EXERCISE OBJECTIVE
Among these lines, how many include "تروما"? Answer only with the number.

SUPPLIED ENTRIES
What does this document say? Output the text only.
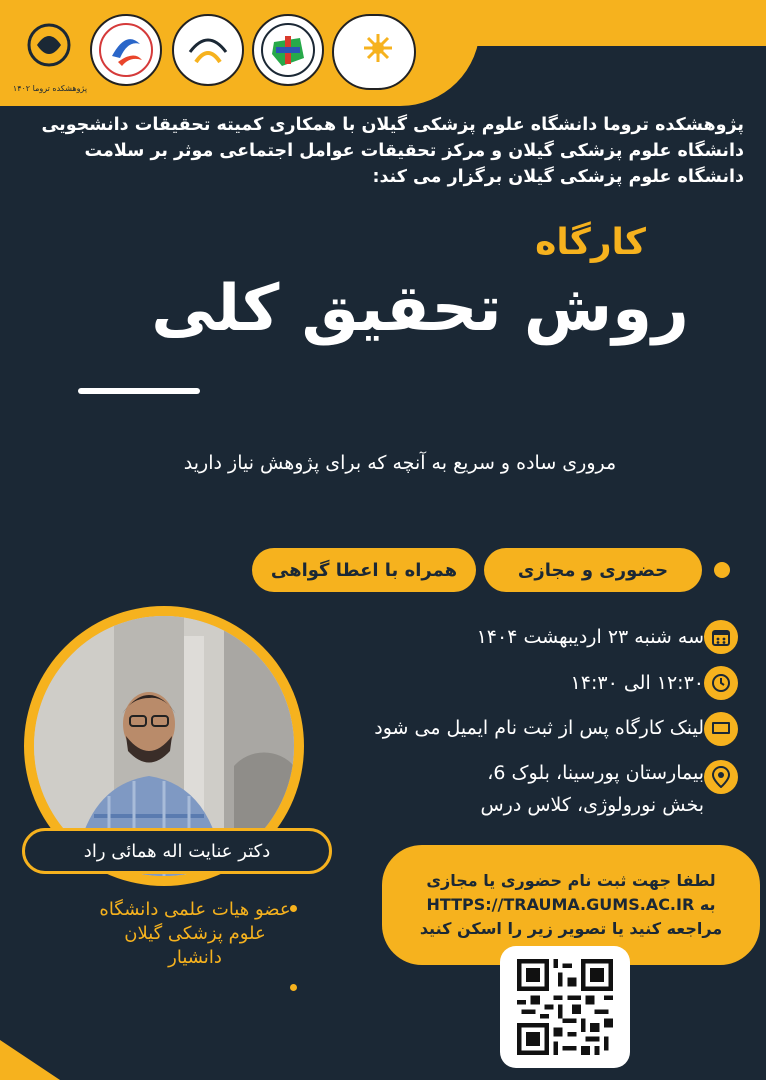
پژوهشکده تروما ۱۴۰۲
پژوهشکده تروما دانشگاه علوم پزشکی گیلان با همکاری کمیته تحقیقات دانشجویی دانشگاه علوم پزشکی گیلان و مرکز تحقیقات عوامل اجتماعی موثر بر سلامت دانشگاه علوم پزشکی گیلان برگزار می کند:
کارگاه
روش تحقیق کلی
مروری ساده و سریع به آنچه که برای پژوهش نیاز دارید
حضوری و مجازی
همراه با اعطا گواهی
سه شنبه ۲۳ اردیبهشت ۱۴۰۴
۱۲:۳۰ الی ۱۴:۳۰
لینک کارگاه پس از ثبت نام ایمیل می شود
بیمارستان پورسینا، بلوک 6،
بخش نورولوژی، کلاس درس
دکتر عنایت اله همائی راد
عضو هیات علمی دانشگاه علوم پزشکی گیلان
دانشیار
لطفا جهت ثبت نام حضوری یا مجازی
به HTTPS://TRAUMA.GUMS.AC.IR
مراجعه کنید یا تصویر زیر را اسکن کنید
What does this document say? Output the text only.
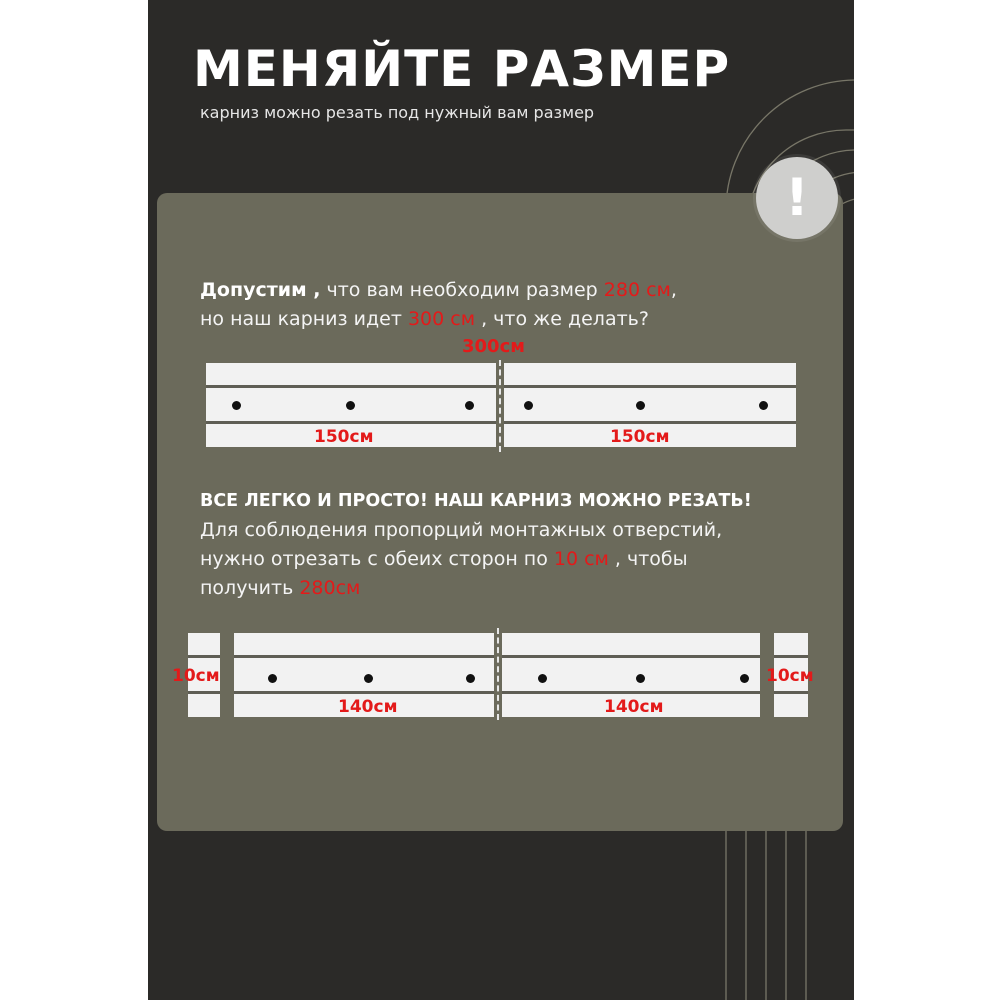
МЕНЯЙТЕ РАЗМЕР
карниз можно резать под нужный вам размер
!
Допустим , что вам необходим размер 280 см,
но наш карниз идет 300 см , что же делать?
300см
150см	150см
ВСЕ ЛЕГКО И ПРОСТО! НАШ КАРНИЗ МОЖНО РЕЗАТЬ!
Для соблюдения пропорций монтажных отверстий,
нужно отрезать с обеих сторон по 10 см , чтобы
получить 280см
10см
140см	140см
10см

TASK OUTPUT
2